Records from a collection of figures
****************************************
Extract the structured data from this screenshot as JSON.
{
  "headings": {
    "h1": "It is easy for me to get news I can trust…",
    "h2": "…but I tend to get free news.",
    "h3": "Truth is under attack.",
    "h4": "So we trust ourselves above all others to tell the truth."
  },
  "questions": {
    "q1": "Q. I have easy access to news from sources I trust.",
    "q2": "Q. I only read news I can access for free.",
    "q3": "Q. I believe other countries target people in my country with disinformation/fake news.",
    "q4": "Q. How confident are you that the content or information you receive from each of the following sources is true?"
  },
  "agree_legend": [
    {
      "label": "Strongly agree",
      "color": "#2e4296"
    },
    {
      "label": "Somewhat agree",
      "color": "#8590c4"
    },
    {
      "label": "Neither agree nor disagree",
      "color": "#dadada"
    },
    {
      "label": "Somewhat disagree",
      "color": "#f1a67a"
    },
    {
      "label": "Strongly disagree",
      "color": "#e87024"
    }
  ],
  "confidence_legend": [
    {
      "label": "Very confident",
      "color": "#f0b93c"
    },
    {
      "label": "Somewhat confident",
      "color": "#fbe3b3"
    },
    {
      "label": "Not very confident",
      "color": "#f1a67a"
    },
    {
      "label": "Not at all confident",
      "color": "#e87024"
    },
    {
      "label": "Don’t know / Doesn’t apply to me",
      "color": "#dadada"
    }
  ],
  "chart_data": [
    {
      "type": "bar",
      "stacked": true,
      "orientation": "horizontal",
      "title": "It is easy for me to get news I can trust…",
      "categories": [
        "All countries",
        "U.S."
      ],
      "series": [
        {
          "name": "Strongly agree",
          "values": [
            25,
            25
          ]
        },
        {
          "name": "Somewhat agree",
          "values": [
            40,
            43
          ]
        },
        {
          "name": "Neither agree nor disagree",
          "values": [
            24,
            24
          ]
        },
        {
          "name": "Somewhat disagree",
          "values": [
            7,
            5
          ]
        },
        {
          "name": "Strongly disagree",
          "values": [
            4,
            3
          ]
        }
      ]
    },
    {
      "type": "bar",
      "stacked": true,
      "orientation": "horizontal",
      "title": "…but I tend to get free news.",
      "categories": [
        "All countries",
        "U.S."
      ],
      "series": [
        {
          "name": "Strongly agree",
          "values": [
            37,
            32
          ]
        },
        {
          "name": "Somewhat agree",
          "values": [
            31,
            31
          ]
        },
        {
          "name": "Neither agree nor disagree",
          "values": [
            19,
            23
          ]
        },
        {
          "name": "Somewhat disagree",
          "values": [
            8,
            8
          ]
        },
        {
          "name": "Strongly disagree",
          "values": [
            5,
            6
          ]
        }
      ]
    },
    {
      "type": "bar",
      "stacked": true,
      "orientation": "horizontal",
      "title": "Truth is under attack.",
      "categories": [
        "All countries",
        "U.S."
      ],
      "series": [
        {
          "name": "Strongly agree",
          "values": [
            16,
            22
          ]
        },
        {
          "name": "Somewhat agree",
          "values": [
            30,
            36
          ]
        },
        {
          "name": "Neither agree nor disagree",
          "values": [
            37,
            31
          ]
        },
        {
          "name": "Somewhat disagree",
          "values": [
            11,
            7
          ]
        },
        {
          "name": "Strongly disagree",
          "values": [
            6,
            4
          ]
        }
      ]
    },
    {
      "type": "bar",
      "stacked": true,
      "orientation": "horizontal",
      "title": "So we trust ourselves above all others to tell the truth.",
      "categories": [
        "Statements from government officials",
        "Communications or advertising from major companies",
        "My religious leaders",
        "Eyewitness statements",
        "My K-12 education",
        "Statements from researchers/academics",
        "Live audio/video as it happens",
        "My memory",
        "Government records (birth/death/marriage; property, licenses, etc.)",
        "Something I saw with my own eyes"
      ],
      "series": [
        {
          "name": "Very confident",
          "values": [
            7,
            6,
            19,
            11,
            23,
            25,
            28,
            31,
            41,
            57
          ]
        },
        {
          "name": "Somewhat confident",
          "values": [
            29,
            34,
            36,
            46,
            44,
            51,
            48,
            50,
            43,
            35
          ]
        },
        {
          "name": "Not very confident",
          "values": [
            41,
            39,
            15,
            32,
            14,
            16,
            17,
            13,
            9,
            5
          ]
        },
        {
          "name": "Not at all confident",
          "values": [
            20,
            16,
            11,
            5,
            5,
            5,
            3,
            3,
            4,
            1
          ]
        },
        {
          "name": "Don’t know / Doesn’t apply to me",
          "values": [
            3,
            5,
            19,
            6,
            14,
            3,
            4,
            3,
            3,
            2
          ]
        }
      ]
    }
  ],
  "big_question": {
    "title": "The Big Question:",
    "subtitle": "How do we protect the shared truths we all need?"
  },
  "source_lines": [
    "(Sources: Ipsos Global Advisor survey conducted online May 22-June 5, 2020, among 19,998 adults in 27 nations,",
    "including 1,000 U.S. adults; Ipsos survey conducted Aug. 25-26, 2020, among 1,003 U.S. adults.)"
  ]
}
****************************************
- [Instructions for the task] Every line above should be retyped exactly as given.

- [Exercise result]
Extract the structured data from this screenshot as JSON.
{
  "headings": {
    "h1": "It is easy for me to get news I can trust…",
    "h2": "…but I tend to get free news.",
    "h3": "Truth is under attack.",
    "h4": "So we trust ourselves above all others to tell the truth."
  },
  "questions": {
    "q1": "Q. I have easy access to news from sources I trust.",
    "q2": "Q. I only read news I can access for free.",
    "q3": "Q. I believe other countries target people in my country with disinformation/fake news.",
    "q4": "Q. How confident are you that the content or information you receive from each of the following sources is true?"
  },
  "agree_legend": [
    {
      "label": "Strongly agree",
      "color": "#2e4296"
    },
    {
      "label": "Somewhat agree",
      "color": "#8590c4"
    },
    {
      "label": "Neither agree nor disagree",
      "color": "#dadada"
    },
    {
      "label": "Somewhat disagree",
      "color": "#f1a67a"
    },
    {
      "label": "Strongly disagree",
      "color": "#e87024"
    }
  ],
  "confidence_legend": [
    {
      "label": "Very confident",
      "color": "#f0b93c"
    },
    {
      "label": "Somewhat confident",
      "color": "#fbe3b3"
    },
    {
      "label": "Not very confident",
      "color": "#f1a67a"
    },
    {
      "label": "Not at all confident",
      "color": "#e87024"
    },
    {
      "label": "Don’t know / Doesn’t apply to me",
      "color": "#dadada"
    }
  ],
  "chart_data": [
    {
      "type": "bar",
      "stacked": true,
      "orientation": "horizontal",
      "title": "It is easy for me to get news I can trust…",
      "categories": [
        "All countries",
        "U.S."
      ],
      "series": [
        {
          "name": "Strongly agree",
          "values": [
            25,
            25
          ]
        },
        {
          "name": "Somewhat agree",
          "values": [
            40,
            43
          ]
        },
        {
          "name": "Neither agree nor disagree",
          "values": [
            24,
            24
          ]
        },
        {
          "name": "Somewhat disagree",
          "values": [
            7,
            5
          ]
        },
        {
          "name": "Strongly disagree",
          "values": [
            4,
            3
          ]
        }
      ]
    },
    {
      "type": "bar",
      "stacked": true,
      "orientation": "horizontal",
      "title": "…but I tend to get free news.",
      "categories": [
        "All countries",
        "U.S."
      ],
      "series": [
        {
          "name": "Strongly agree",
          "values": [
            37,
            32
          ]
        },
        {
          "name": "Somewhat agree",
          "values": [
            31,
            31
          ]
        },
        {
          "name": "Neither agree nor disagree",
          "values": [
            19,
            23
          ]
        },
        {
          "name": "Somewhat disagree",
          "values": [
            8,
            8
          ]
        },
        {
          "name": "Strongly disagree",
          "values": [
            5,
            6
          ]
        }
      ]
    },
    {
      "type": "bar",
      "stacked": true,
      "orientation": "horizontal",
      "title": "Truth is under attack.",
      "categories": [
        "All countries",
        "U.S."
      ],
      "series": [
        {
          "name": "Strongly agree",
          "values": [
            16,
            22
          ]
        },
        {
          "name": "Somewhat agree",
          "values": [
            30,
            36
          ]
        },
        {
          "name": "Neither agree nor disagree",
          "values": [
            37,
            31
          ]
        },
        {
          "name": "Somewhat disagree",
          "values": [
            11,
            7
          ]
        },
        {
          "name": "Strongly disagree",
          "values": [
            6,
            4
          ]
        }
      ]
    },
    {
      "type": "bar",
      "stacked": true,
      "orientation": "horizontal",
      "title": "So we trust ourselves above all others to tell the truth.",
      "categories": [
        "Statements from government officials",
        "Communications or advertising from major companies",
        "My religious leaders",
        "Eyewitness statements",
        "My K-12 education",
        "Statements from researchers/academics",
        "Live audio/video as it happens",
        "My memory",
        "Government records (birth/death/marriage; property, licenses, etc.)",
        "Something I saw with my own eyes"
      ],
      "series": [
        {
          "name": "Very confident",
          "values": [
            7,
            6,
            19,
            11,
            23,
            25,
            28,
            31,
            41,
            57
          ]
        },
        {
          "name": "Somewhat confident",
          "values": [
            29,
            34,
            36,
            46,
            44,
            51,
            48,
            50,
            43,
            35
          ]
        },
        {
          "name": "Not very confident",
          "values": [
            41,
            39,
            15,
            32,
            14,
            16,
            17,
            13,
            9,
            5
          ]
        },
        {
          "name": "Not at all confident",
          "values": [
            20,
            16,
            11,
            5,
            5,
            5,
            3,
            3,
            4,
            1
          ]
        },
        {
          "name": "Don’t know / Doesn’t apply to me",
          "values": [
            3,
            5,
            19,
            6,
            14,
            3,
            4,
            3,
            3,
            2
          ]
        }
      ]
    }
  ],
  "big_question": {
    "title": "The Big Question:",
    "subtitle": "How do we protect the shared truths we all need?"
  },
  "source_lines": [
    "(Sources: Ipsos Global Advisor survey conducted online May 22-June 5, 2020, among 19,998 adults in 27 nations,",
    "including 1,000 U.S. adults; Ipsos survey conducted Aug. 25-26, 2020, among 1,003 U.S. adults.)"
  ]
}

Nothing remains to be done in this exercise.